Take from the listing each line that has the string "path".

> _RECORD LIST_
==========

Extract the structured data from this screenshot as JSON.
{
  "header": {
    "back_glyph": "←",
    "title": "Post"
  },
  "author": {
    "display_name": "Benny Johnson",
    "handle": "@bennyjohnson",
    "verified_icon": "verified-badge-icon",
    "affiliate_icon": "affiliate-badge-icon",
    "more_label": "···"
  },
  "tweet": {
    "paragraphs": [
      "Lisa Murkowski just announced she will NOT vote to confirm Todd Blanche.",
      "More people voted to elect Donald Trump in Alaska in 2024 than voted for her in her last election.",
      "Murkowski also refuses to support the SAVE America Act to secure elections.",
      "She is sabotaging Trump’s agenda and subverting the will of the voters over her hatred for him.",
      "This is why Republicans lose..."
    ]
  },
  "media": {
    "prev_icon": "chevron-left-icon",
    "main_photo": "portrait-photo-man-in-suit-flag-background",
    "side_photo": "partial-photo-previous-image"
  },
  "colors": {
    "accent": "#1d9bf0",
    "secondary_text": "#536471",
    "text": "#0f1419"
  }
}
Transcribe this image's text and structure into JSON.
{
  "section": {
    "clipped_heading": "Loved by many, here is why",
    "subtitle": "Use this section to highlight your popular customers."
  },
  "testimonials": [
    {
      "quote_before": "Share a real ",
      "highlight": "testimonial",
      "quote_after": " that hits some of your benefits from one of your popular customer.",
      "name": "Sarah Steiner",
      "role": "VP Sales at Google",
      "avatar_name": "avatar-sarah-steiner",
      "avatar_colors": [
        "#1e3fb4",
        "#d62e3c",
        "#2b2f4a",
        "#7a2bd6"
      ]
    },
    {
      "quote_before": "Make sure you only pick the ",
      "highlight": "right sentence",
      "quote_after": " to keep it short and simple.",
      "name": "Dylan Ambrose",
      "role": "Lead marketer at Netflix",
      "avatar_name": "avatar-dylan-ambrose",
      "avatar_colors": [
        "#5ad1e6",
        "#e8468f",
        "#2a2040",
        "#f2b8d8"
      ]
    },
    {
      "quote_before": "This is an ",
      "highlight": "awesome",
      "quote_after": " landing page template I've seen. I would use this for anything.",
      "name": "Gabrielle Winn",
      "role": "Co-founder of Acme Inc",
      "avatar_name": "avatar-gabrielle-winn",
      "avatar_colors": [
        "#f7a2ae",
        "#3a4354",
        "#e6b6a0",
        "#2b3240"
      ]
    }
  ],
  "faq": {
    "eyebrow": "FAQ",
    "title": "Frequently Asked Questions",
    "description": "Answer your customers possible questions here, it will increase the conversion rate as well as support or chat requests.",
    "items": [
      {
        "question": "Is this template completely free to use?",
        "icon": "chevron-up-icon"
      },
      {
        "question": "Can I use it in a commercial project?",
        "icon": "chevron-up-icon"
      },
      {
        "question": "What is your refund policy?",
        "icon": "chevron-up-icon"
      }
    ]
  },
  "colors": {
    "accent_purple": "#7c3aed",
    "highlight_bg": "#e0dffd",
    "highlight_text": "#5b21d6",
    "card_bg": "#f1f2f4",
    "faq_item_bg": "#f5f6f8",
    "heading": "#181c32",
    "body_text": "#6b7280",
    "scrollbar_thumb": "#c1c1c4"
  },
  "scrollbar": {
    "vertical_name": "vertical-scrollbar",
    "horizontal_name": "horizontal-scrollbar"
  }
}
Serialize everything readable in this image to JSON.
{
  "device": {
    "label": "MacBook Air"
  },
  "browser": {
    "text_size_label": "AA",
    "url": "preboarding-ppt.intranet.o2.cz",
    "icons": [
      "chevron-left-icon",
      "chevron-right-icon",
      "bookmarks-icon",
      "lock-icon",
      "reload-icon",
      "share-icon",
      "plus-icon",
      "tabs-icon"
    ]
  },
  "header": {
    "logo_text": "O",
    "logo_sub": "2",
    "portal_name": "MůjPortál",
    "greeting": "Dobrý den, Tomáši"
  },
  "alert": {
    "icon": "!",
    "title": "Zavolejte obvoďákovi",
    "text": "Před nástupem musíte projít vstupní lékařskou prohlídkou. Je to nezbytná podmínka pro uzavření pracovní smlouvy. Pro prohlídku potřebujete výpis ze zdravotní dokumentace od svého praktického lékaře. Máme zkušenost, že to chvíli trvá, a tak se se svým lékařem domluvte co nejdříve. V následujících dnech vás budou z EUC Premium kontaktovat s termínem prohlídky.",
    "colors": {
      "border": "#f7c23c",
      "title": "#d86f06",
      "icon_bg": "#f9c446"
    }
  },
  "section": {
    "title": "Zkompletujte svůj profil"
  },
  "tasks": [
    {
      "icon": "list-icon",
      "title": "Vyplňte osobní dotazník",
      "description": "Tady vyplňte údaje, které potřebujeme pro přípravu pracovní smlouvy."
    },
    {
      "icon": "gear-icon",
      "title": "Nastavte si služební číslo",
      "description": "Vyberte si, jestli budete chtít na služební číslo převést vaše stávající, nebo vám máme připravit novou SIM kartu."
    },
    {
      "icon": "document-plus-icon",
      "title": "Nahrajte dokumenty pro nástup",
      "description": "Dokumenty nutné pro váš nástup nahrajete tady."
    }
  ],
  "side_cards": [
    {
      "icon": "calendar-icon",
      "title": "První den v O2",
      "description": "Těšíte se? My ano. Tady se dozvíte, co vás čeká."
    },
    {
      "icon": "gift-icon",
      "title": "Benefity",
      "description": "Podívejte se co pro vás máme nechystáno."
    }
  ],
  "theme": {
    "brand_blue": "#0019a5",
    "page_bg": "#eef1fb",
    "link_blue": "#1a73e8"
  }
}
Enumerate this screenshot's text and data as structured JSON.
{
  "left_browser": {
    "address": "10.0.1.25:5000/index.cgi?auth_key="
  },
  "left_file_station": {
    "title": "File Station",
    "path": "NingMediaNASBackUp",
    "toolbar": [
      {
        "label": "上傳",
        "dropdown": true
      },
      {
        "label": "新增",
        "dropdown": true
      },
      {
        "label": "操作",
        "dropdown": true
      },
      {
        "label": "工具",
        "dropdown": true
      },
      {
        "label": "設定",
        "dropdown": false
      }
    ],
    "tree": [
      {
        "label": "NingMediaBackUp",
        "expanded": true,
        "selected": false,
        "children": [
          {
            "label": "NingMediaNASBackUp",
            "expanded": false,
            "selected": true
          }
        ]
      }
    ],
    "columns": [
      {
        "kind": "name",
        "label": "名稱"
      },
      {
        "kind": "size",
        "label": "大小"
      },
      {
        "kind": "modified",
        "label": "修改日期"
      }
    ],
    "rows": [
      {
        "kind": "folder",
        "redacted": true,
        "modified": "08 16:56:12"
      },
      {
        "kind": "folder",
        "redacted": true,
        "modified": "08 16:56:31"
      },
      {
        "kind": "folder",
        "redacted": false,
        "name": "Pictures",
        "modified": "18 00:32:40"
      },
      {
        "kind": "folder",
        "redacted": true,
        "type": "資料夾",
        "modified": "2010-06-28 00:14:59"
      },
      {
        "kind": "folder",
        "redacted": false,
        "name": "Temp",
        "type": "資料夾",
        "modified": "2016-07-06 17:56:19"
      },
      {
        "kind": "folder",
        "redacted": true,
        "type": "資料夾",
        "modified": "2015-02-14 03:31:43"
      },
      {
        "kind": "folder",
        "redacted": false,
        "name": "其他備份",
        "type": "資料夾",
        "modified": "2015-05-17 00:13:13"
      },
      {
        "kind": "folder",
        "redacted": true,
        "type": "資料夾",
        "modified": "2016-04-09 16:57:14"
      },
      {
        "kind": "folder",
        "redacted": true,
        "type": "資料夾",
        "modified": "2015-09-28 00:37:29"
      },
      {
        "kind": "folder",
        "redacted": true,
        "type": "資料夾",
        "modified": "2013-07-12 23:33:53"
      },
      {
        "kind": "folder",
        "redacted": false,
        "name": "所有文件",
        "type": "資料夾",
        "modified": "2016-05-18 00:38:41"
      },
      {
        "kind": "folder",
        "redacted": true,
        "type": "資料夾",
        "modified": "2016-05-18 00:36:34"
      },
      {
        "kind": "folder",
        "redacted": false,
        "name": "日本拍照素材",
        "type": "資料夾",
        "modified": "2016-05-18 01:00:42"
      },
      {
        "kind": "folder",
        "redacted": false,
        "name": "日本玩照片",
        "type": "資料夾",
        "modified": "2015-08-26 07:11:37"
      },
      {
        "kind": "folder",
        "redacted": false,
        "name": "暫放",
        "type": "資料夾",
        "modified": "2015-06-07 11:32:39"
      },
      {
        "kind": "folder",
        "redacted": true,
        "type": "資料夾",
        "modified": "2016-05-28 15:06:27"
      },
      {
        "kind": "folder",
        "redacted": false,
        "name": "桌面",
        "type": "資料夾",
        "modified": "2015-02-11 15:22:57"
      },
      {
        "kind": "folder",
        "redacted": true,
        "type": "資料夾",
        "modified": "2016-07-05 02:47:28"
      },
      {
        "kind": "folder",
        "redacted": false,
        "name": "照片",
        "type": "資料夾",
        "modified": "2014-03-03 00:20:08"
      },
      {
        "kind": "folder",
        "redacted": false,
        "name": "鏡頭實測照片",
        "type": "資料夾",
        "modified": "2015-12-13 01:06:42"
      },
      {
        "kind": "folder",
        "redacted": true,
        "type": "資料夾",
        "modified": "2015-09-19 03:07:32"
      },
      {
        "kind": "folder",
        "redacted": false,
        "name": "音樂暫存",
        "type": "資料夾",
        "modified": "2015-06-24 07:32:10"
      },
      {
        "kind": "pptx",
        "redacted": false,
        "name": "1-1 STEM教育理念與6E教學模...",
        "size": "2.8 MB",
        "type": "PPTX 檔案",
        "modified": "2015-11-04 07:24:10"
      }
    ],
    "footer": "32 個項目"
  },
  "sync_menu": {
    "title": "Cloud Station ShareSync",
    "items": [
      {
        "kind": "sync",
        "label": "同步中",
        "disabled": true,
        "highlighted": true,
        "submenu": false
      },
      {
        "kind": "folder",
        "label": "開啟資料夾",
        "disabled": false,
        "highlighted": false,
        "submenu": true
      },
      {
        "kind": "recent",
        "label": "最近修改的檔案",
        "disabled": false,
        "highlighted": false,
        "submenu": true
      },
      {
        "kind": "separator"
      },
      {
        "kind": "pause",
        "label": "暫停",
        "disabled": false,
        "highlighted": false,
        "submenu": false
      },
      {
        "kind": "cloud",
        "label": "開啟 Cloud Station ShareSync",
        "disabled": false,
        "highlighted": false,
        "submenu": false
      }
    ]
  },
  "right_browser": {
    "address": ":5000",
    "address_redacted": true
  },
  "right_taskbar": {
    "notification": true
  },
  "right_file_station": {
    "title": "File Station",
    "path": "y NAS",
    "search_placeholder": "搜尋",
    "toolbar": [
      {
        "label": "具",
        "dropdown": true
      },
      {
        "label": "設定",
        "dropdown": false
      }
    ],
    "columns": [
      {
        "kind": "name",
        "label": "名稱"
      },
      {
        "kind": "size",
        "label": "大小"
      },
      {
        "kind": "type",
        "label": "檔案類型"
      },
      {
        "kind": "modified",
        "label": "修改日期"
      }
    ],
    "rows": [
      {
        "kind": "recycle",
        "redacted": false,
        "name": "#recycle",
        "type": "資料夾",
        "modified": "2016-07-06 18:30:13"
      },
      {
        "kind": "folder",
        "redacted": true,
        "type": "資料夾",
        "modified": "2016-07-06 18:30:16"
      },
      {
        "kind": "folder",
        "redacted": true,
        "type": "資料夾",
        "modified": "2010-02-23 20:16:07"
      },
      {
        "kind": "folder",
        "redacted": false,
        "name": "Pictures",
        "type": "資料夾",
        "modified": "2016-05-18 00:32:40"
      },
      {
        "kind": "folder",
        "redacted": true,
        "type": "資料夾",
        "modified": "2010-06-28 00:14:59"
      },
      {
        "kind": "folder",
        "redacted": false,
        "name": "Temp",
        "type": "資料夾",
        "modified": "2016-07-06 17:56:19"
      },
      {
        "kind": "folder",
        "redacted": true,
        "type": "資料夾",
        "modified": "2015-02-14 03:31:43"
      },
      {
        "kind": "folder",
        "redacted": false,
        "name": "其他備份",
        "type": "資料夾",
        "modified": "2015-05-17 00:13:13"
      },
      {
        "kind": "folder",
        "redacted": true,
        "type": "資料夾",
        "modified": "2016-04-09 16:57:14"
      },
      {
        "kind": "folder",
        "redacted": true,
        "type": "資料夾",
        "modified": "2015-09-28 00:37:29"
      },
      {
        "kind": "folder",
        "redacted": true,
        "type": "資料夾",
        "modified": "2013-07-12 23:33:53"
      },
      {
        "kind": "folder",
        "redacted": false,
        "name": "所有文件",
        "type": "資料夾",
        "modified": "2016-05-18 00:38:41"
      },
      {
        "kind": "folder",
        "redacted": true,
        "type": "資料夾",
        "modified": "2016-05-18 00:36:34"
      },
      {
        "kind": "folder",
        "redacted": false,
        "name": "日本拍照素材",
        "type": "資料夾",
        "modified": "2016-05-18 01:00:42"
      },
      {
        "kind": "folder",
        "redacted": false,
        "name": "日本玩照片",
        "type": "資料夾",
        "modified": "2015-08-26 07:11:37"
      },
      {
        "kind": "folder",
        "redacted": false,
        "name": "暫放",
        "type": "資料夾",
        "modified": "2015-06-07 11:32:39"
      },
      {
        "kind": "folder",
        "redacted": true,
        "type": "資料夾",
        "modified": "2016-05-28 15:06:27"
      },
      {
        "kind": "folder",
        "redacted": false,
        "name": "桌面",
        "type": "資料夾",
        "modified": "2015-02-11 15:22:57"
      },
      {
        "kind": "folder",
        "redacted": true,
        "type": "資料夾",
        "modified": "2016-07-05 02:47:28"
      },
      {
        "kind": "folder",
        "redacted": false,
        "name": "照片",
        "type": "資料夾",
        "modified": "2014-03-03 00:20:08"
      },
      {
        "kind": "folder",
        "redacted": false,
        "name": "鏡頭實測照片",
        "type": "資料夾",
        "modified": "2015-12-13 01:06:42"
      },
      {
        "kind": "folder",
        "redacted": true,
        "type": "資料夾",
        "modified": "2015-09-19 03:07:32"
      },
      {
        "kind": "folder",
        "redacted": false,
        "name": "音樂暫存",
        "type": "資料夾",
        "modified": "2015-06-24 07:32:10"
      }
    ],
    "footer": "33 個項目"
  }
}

==========

> _TASK RESPONSE_
    "path": "NingMediaNASBackUp",
    "path": "y NAS",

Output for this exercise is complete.